Keep only the lines that hold the string "marker", filtering out the rest of the entries below.

>> Start DATA IN THIS EXERCISE

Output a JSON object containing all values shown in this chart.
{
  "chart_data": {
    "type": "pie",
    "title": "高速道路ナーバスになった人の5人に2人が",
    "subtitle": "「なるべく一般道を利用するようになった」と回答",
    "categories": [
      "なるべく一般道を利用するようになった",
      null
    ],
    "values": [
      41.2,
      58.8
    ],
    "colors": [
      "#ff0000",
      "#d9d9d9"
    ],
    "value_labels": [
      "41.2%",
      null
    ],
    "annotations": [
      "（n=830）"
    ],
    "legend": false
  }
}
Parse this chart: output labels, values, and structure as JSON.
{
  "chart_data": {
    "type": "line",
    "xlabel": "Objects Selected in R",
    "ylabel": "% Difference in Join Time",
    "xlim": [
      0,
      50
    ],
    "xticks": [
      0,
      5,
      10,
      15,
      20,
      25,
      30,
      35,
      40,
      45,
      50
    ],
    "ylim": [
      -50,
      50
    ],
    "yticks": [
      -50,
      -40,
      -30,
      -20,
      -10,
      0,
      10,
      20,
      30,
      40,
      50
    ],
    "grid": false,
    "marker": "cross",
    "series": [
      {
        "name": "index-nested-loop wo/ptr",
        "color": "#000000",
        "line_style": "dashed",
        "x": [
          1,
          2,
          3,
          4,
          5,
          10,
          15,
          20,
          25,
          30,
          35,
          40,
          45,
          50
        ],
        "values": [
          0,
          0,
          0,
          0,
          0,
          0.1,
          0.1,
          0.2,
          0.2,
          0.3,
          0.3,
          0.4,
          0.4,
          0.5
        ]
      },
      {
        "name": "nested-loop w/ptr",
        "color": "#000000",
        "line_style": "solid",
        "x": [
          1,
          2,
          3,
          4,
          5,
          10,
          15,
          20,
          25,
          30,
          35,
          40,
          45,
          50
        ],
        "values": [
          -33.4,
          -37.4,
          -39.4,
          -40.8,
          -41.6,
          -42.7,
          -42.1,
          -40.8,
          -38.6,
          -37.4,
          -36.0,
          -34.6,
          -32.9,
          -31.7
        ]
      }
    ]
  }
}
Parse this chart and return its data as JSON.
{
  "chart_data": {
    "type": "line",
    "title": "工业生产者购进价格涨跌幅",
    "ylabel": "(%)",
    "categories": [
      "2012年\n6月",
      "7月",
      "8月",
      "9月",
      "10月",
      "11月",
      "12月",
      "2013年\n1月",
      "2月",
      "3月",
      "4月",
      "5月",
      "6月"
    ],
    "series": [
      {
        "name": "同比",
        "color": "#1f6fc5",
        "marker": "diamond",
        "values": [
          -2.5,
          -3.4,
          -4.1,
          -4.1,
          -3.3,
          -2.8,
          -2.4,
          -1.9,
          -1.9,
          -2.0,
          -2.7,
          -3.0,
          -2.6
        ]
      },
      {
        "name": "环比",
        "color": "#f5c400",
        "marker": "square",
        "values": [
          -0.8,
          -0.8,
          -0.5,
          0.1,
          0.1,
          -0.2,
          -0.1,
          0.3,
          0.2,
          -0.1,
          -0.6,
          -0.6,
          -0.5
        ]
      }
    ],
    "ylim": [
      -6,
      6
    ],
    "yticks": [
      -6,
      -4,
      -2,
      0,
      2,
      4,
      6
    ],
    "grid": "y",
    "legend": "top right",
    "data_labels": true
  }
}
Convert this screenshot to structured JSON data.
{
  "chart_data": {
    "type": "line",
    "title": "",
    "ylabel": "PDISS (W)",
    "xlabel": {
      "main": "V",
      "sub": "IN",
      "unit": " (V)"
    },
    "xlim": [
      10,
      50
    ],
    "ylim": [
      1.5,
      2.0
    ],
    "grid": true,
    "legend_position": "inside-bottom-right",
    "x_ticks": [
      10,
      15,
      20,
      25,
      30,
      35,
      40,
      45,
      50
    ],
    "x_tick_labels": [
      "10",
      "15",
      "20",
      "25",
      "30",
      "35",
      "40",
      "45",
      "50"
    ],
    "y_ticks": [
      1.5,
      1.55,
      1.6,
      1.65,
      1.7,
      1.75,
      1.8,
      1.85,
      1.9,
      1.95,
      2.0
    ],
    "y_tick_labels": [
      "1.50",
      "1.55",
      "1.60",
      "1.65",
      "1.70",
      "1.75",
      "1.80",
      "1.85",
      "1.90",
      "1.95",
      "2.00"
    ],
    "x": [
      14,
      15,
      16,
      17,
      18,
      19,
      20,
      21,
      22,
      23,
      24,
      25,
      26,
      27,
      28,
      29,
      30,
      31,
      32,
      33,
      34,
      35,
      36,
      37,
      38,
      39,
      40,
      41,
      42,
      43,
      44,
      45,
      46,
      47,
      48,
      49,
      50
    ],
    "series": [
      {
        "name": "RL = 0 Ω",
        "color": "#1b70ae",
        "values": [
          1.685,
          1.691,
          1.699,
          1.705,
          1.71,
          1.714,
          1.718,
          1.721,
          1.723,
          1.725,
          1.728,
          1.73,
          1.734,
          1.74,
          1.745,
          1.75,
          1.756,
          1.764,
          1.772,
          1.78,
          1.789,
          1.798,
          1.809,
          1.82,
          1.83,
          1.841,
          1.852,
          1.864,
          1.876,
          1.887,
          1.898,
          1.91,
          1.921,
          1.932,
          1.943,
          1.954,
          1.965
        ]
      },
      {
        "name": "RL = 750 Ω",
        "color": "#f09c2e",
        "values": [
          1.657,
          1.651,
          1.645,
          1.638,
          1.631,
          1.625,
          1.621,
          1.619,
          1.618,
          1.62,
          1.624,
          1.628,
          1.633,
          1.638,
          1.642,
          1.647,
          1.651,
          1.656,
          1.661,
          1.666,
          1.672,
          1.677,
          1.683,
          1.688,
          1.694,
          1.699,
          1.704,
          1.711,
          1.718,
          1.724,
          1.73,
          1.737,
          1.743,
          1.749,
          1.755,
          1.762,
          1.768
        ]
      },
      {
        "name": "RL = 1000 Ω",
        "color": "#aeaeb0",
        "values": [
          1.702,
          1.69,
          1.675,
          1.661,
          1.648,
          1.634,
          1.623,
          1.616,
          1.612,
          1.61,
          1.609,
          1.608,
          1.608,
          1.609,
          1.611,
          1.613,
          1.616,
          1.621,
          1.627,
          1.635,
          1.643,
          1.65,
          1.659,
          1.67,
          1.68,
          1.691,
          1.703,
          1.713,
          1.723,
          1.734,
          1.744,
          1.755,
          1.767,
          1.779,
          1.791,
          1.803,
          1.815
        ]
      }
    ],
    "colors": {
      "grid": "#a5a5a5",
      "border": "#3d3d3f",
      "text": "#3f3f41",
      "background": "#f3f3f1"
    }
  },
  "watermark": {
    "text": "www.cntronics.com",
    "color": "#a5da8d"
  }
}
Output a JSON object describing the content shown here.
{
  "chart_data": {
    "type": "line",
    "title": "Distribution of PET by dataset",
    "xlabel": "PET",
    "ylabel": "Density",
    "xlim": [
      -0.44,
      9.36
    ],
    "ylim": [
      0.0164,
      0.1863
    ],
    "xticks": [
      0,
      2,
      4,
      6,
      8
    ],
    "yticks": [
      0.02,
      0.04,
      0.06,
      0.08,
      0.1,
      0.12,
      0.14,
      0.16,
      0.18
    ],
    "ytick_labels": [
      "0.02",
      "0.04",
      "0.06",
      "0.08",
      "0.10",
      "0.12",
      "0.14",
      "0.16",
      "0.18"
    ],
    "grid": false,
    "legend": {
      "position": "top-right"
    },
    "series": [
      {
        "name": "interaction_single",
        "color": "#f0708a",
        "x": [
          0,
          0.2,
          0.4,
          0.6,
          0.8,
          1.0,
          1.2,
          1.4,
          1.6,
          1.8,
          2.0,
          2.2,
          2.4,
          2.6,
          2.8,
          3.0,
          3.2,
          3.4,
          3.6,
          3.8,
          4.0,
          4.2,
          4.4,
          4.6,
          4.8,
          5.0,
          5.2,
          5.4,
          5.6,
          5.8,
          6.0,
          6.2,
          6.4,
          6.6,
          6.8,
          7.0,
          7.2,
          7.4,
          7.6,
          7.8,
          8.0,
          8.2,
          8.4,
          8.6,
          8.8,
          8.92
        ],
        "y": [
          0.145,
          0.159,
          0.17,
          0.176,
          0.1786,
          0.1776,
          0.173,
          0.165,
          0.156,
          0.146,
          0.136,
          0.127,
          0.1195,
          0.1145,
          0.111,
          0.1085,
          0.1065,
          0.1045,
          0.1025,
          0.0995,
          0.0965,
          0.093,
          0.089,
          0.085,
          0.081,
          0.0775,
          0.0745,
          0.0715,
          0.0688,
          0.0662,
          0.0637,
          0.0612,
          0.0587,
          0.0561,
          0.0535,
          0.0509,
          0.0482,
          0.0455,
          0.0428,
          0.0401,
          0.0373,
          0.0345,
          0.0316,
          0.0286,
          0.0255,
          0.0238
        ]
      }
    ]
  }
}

>> End DATA IN THIS EXERCISE

# [SOLUTION BELOW]
    "marker": "cross",
        "marker": "diamond",
        "marker": "square",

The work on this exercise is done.